↓

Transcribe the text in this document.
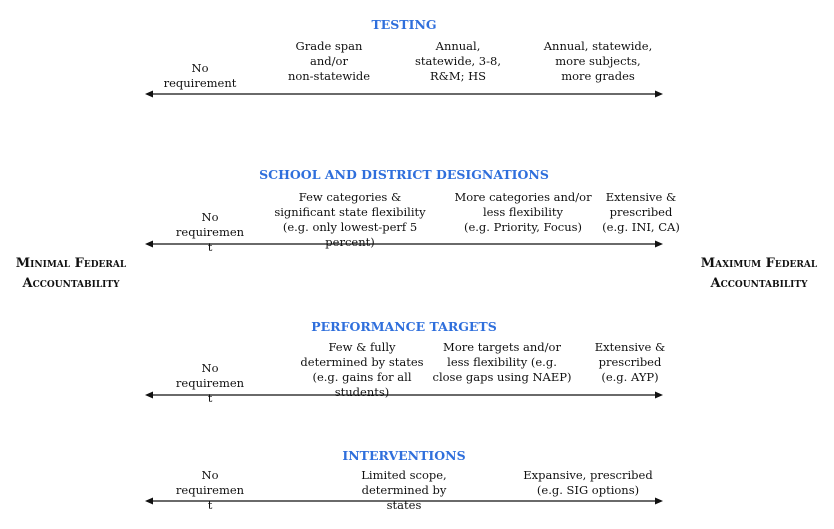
Minimal Federal
Accountability
Maximum Federal
Accountability
TESTING
No
requirement
Grade span
and/or
non-statewide
Annual,
statewide, 3-8,
R&M; HS
Annual, statewide,
more subjects,
more grades
SCHOOL AND DISTRICT DESIGNATIONS
No
requiremen
t
Few categories &
significant state flexibility
(e.g. only lowest-perf 5
percent)
More categories and/or
less flexibility
(e.g. Priority, Focus)
Extensive &
prescribed
(e.g. INI, CA)
PERFORMANCE TARGETS
No
requiremen
t
Few & fully
determined by states
(e.g. gains for all students)
More targets and/or
less flexibility (e.g.
close gaps using NAEP)
Extensive &
prescribed
(e.g. AYP)
INTERVENTIONS
No
requiremen
t
Limited scope,
determined by
states
Expansive, prescribed
(e.g. SIG options)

↑

**GIVEN PROBLEM**: In the listing, how many lines hold "flexibility"? Answer with a bare number.

**OUTPUT FOR THIS EXERCISE**: 3